- Exercise goal: Show every line that has the string "Precio" in it.

- Available data:

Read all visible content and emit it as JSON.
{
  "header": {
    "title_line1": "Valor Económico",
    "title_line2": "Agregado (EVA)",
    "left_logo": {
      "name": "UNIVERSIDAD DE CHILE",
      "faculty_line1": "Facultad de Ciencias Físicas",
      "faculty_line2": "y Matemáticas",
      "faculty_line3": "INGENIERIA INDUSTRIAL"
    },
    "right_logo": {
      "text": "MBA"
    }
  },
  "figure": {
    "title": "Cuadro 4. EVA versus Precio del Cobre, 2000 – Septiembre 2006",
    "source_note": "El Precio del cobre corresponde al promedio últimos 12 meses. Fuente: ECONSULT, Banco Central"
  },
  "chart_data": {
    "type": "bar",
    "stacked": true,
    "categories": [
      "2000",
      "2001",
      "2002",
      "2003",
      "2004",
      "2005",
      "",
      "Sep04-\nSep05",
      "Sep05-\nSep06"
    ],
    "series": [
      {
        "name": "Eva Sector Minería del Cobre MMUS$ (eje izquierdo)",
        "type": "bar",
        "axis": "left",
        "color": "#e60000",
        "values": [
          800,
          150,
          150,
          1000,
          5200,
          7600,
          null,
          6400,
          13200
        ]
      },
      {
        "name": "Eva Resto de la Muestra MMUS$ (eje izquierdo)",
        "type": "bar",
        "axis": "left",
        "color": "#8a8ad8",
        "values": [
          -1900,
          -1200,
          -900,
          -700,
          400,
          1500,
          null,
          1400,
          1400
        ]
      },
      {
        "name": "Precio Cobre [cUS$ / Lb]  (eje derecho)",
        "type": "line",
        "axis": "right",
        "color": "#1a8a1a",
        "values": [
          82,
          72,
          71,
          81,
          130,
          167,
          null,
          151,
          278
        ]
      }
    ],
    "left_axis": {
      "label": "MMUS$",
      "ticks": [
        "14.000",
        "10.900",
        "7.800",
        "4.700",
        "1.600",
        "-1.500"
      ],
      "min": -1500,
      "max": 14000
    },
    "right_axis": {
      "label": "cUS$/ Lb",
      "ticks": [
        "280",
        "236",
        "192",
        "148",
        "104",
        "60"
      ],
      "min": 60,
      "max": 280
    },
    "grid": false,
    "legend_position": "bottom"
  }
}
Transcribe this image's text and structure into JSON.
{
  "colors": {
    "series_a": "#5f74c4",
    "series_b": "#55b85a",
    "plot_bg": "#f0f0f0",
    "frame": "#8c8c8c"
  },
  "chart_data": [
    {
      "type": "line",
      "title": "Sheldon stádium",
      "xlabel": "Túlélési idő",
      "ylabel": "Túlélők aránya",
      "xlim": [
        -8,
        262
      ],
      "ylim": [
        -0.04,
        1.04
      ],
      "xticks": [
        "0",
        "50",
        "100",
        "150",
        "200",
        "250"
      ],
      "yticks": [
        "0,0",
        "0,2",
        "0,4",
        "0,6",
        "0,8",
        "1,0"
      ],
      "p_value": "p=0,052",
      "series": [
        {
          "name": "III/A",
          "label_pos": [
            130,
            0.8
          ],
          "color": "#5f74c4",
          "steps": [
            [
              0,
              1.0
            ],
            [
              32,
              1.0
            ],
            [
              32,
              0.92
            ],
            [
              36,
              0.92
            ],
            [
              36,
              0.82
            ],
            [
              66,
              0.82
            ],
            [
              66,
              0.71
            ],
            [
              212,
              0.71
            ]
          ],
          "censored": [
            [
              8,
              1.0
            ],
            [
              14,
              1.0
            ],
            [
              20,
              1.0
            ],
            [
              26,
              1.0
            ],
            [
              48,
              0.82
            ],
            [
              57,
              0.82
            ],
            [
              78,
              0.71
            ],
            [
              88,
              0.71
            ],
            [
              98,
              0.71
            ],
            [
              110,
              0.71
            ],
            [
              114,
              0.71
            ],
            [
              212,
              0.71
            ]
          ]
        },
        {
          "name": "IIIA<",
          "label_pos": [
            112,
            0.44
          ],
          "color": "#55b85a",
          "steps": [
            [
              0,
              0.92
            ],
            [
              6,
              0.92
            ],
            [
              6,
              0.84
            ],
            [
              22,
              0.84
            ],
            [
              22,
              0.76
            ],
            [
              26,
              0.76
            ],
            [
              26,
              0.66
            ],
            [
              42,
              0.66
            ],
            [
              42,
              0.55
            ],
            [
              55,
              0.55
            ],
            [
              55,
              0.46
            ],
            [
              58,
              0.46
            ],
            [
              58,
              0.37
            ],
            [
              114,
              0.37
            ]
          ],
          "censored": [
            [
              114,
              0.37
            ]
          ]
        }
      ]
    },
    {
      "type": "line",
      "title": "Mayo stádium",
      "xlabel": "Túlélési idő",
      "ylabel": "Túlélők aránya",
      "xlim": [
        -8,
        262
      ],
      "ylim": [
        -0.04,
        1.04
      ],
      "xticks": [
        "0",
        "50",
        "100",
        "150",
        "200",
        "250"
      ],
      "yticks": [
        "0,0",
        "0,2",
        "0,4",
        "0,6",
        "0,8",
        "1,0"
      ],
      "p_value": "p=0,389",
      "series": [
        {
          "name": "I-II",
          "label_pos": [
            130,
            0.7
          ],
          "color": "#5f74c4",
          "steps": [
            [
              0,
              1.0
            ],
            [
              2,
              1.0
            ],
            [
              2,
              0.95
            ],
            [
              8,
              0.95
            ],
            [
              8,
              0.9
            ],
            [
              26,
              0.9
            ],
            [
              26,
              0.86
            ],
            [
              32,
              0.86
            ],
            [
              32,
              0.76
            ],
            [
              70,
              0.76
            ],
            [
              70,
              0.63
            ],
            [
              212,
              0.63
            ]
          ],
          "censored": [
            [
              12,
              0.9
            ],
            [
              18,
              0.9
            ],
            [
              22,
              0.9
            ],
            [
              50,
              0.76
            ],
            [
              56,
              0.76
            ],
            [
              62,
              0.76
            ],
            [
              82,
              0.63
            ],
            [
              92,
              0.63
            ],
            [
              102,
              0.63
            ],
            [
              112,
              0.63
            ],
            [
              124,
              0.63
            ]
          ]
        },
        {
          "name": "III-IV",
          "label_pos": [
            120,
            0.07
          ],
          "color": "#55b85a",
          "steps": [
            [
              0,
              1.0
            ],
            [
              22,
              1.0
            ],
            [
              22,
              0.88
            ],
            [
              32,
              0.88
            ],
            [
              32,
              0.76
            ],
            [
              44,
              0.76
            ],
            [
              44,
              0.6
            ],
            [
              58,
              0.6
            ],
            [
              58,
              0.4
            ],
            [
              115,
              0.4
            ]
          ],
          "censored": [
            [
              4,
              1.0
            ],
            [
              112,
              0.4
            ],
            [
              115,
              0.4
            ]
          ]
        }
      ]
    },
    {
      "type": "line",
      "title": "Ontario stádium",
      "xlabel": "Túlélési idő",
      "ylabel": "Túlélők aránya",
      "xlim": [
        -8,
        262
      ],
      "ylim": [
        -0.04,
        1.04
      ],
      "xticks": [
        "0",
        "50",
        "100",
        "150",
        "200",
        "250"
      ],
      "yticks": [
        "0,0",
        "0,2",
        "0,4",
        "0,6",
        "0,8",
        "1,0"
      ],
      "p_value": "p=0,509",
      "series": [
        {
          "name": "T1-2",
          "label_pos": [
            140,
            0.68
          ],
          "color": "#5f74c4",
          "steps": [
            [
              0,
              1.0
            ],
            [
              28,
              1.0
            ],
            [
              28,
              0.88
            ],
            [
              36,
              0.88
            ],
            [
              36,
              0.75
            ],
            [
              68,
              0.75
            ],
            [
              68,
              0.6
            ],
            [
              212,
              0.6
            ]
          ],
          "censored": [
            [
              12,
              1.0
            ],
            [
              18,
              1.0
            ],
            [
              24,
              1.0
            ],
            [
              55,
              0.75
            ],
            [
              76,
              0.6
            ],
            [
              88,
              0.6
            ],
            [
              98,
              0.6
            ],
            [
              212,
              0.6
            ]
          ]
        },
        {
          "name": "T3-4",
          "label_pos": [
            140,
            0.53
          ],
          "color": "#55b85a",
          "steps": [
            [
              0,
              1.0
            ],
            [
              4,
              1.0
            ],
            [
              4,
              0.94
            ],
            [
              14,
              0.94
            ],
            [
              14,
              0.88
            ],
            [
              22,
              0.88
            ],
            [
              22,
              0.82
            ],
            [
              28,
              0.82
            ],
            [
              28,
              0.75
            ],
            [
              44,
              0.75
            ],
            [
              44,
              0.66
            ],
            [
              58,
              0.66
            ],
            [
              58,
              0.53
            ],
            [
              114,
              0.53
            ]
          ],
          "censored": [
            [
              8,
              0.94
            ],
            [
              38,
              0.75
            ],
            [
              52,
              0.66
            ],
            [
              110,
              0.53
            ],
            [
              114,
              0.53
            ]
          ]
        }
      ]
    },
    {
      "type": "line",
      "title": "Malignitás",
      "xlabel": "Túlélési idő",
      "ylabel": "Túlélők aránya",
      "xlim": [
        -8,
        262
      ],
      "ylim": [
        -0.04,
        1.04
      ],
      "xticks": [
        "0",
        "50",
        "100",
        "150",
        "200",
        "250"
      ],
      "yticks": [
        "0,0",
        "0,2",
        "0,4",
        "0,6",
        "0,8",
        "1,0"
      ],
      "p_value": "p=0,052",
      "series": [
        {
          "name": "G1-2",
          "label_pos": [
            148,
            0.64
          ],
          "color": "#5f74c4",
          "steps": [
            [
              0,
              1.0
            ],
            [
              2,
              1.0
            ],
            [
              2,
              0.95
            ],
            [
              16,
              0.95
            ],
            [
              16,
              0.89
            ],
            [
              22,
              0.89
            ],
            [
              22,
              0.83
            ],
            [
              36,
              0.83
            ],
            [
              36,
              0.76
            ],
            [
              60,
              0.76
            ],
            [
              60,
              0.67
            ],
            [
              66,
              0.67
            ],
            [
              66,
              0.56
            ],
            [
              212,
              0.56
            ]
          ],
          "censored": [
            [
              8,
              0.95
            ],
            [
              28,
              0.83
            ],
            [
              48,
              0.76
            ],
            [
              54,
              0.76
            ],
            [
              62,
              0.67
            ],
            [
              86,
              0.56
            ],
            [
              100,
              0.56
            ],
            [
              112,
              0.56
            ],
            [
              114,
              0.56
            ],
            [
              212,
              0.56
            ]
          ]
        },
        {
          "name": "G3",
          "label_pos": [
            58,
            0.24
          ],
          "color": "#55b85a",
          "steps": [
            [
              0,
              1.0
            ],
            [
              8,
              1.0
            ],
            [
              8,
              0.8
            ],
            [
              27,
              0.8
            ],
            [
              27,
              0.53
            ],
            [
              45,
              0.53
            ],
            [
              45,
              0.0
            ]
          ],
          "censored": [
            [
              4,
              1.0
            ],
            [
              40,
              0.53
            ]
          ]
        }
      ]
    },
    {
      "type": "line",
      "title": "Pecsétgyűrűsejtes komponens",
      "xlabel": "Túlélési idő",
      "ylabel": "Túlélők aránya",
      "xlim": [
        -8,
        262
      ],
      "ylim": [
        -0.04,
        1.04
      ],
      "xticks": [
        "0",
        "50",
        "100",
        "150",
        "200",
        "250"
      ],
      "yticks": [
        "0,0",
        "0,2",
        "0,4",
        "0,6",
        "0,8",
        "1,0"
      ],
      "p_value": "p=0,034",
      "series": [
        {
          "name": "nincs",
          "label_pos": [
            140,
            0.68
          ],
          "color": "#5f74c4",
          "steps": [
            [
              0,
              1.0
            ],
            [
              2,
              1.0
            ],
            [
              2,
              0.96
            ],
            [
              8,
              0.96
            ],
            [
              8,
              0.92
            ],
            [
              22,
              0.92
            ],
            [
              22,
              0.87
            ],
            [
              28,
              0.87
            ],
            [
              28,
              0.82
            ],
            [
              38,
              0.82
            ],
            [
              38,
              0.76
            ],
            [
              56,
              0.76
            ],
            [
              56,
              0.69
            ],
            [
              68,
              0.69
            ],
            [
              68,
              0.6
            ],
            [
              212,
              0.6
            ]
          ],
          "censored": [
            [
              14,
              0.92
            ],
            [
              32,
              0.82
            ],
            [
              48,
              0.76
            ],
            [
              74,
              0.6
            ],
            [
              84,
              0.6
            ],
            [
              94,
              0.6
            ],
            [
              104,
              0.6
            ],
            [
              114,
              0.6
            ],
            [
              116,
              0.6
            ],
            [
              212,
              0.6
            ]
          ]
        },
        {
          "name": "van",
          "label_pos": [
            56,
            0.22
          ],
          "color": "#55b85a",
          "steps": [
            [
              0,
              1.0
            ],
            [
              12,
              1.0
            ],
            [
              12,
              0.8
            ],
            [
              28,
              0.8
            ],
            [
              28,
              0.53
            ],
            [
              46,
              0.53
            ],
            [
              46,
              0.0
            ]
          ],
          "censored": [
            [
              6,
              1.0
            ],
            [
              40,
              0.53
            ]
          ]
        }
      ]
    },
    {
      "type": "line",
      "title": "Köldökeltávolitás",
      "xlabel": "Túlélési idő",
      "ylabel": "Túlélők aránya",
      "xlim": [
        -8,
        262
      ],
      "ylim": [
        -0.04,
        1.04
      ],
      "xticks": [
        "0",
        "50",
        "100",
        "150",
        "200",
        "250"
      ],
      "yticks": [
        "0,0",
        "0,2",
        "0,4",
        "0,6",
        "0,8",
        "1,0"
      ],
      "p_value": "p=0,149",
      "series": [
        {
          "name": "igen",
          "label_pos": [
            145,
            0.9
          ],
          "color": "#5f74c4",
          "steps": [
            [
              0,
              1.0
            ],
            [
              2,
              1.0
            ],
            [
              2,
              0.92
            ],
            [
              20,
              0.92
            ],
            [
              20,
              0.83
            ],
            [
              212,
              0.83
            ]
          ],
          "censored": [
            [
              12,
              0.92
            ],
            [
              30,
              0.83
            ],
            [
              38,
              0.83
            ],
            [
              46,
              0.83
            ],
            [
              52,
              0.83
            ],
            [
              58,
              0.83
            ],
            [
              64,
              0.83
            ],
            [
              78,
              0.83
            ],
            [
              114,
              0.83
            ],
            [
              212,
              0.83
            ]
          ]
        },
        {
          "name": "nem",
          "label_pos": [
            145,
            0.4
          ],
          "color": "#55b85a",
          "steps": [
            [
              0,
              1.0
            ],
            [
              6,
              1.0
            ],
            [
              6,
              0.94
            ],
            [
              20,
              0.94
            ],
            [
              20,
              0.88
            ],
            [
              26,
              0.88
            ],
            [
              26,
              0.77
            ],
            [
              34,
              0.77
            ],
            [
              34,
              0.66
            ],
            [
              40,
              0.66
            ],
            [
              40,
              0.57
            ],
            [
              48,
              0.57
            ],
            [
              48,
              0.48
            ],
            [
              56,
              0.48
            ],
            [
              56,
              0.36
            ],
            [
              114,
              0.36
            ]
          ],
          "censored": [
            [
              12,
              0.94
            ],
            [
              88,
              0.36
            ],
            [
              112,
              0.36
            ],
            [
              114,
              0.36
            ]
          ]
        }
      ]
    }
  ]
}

- In response:
    "title": "Cuadro 4. EVA versus Precio del Cobre, 2000 – Septiembre 2006",
    "source_note": "El Precio del cobre corresponde al promedio últimos 12 meses. Fuente: ECONSULT, Banco Central"
        "name": "Precio Cobre [cUS$ / Lb]  (eje derecho)",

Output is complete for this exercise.